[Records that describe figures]
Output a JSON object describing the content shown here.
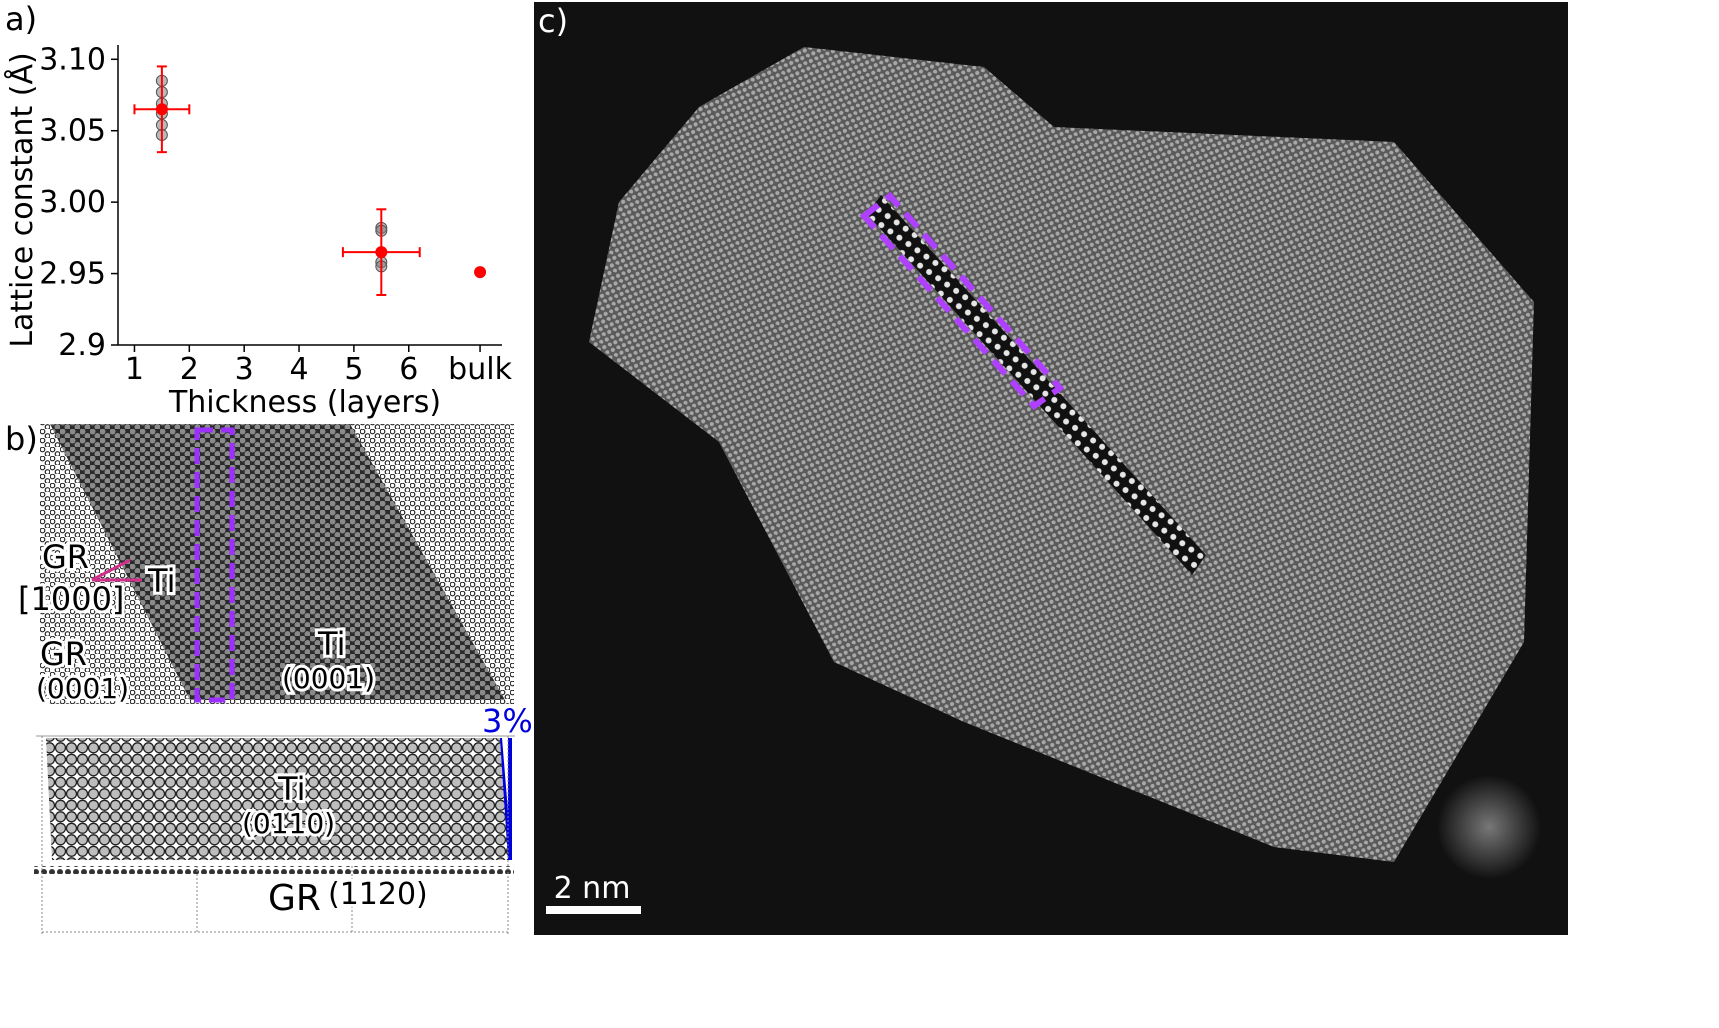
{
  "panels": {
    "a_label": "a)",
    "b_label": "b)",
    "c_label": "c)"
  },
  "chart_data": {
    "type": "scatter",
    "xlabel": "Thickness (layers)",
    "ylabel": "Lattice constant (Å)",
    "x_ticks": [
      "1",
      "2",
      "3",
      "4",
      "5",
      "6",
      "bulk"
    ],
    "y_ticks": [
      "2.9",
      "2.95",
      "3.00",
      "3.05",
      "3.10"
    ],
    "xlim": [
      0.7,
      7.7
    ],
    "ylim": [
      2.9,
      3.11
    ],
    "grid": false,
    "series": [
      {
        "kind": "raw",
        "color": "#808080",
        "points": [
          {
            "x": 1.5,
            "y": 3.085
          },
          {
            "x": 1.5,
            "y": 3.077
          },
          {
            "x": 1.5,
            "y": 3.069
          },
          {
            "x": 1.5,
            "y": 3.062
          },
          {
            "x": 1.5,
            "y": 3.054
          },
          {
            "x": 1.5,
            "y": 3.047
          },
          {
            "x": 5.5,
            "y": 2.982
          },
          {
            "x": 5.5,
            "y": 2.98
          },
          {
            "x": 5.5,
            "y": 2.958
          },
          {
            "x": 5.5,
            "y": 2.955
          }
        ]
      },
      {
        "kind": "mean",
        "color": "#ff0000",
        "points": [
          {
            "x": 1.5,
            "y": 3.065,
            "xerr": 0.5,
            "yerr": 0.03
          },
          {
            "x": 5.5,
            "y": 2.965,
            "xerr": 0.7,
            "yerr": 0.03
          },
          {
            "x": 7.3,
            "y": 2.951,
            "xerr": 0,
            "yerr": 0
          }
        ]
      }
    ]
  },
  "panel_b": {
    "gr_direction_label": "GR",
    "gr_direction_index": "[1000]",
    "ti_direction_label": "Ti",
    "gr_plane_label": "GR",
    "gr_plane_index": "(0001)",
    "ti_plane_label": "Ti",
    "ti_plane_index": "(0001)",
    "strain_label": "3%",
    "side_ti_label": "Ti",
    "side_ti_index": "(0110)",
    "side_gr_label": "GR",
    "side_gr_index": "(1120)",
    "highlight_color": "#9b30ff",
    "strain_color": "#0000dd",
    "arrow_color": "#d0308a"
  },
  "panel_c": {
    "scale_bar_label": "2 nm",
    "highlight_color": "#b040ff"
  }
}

EXERCISE INSTRUCTIONS →
Print every entry above again without changing a word, and omit the pictures.

RIGHT ANSWER →
Output a JSON object describing the content shown here.
{
  "panels": {
    "a_label": "a)",
    "b_label": "b)",
    "c_label": "c)"
  },
  "chart_data": {
    "type": "scatter",
    "xlabel": "Thickness (layers)",
    "ylabel": "Lattice constant (Å)",
    "x_ticks": [
      "1",
      "2",
      "3",
      "4",
      "5",
      "6",
      "bulk"
    ],
    "y_ticks": [
      "2.9",
      "2.95",
      "3.00",
      "3.05",
      "3.10"
    ],
    "xlim": [
      0.7,
      7.7
    ],
    "ylim": [
      2.9,
      3.11
    ],
    "grid": false,
    "series": [
      {
        "kind": "raw",
        "color": "#808080",
        "points": [
          {
            "x": 1.5,
            "y": 3.085
          },
          {
            "x": 1.5,
            "y": 3.077
          },
          {
            "x": 1.5,
            "y": 3.069
          },
          {
            "x": 1.5,
            "y": 3.062
          },
          {
            "x": 1.5,
            "y": 3.054
          },
          {
            "x": 1.5,
            "y": 3.047
          },
          {
            "x": 5.5,
            "y": 2.982
          },
          {
            "x": 5.5,
            "y": 2.98
          },
          {
            "x": 5.5,
            "y": 2.958
          },
          {
            "x": 5.5,
            "y": 2.955
          }
        ]
      },
      {
        "kind": "mean",
        "color": "#ff0000",
        "points": [
          {
            "x": 1.5,
            "y": 3.065,
            "xerr": 0.5,
            "yerr": 0.03
          },
          {
            "x": 5.5,
            "y": 2.965,
            "xerr": 0.7,
            "yerr": 0.03
          },
          {
            "x": 7.3,
            "y": 2.951,
            "xerr": 0,
            "yerr": 0
          }
        ]
      }
    ]
  },
  "panel_b": {
    "gr_direction_label": "GR",
    "gr_direction_index": "[1000]",
    "ti_direction_label": "Ti",
    "gr_plane_label": "GR",
    "gr_plane_index": "(0001)",
    "ti_plane_label": "Ti",
    "ti_plane_index": "(0001)",
    "strain_label": "3%",
    "side_ti_label": "Ti",
    "side_ti_index": "(0110)",
    "side_gr_label": "GR",
    "side_gr_index": "(1120)",
    "highlight_color": "#9b30ff",
    "strain_color": "#0000dd",
    "arrow_color": "#d0308a"
  },
  "panel_c": {
    "scale_bar_label": "2 nm",
    "highlight_color": "#b040ff"
  }
}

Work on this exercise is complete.